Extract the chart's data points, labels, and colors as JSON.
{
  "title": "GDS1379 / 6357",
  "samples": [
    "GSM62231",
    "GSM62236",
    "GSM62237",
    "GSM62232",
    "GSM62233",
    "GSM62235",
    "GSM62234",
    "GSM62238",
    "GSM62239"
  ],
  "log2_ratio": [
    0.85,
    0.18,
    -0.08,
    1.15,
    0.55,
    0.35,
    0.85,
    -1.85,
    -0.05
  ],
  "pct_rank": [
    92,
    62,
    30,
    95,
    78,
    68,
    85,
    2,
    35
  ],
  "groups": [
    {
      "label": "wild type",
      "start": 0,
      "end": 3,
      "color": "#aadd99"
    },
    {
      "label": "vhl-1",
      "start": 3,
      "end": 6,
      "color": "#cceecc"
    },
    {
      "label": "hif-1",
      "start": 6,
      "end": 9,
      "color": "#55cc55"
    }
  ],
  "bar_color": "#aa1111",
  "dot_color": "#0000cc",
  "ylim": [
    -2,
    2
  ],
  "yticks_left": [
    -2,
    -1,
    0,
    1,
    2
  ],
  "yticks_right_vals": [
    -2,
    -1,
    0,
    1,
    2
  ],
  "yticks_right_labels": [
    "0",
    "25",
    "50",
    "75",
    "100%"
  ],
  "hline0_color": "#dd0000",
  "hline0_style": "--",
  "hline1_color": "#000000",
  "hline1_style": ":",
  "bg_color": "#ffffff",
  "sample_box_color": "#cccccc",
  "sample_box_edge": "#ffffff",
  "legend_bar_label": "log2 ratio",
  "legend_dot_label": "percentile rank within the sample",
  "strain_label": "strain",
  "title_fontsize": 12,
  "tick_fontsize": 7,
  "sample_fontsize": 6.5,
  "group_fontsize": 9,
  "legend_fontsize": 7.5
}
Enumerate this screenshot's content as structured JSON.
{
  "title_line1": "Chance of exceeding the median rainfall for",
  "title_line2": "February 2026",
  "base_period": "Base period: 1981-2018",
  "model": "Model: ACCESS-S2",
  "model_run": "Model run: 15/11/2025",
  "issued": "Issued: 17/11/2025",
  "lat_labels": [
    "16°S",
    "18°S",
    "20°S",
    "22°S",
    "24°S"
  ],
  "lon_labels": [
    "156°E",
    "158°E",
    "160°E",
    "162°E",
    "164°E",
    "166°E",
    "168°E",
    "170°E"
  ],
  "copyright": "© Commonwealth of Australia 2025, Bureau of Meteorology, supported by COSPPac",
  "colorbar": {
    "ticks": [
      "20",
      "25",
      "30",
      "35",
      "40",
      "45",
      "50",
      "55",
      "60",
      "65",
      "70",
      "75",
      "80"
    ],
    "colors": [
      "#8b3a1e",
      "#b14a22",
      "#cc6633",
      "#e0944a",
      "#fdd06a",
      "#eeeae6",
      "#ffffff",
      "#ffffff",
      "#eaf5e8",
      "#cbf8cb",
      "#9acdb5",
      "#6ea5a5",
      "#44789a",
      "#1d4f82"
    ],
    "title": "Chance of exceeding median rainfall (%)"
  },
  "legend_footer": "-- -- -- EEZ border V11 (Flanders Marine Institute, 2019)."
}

## The problem
Quote exactly the line containing "Enumerate this screenshot's" and every later line through the end of the listing, and no other lines.

## The result
Enumerate this screenshot's content as structured JSON.
{
  "title_line1": "Chance of exceeding the median rainfall for",
  "title_line2": "February 2026",
  "base_period": "Base period: 1981-2018",
  "model": "Model: ACCESS-S2",
  "model_run": "Model run: 15/11/2025",
  "issued": "Issued: 17/11/2025",
  "lat_labels": [
    "16°S",
    "18°S",
    "20°S",
    "22°S",
    "24°S"
  ],
  "lon_labels": [
    "156°E",
    "158°E",
    "160°E",
    "162°E",
    "164°E",
    "166°E",
    "168°E",
    "170°E"
  ],
  "copyright": "© Commonwealth of Australia 2025, Bureau of Meteorology, supported by COSPPac",
  "colorbar": {
    "ticks": [
      "20",
      "25",
      "30",
      "35",
      "40",
      "45",
      "50",
      "55",
      "60",
      "65",
      "70",
      "75",
      "80"
    ],
    "colors": [
      "#8b3a1e",
      "#b14a22",
      "#cc6633",
      "#e0944a",
      "#fdd06a",
      "#eeeae6",
      "#ffffff",
      "#ffffff",
      "#eaf5e8",
      "#cbf8cb",
      "#9acdb5",
      "#6ea5a5",
      "#44789a",
      "#1d4f82"
    ],
    "title": "Chance of exceeding median rainfall (%)"
  },
  "legend_footer": "-- -- -- EEZ border V11 (Flanders Marine Institute, 2019)."
}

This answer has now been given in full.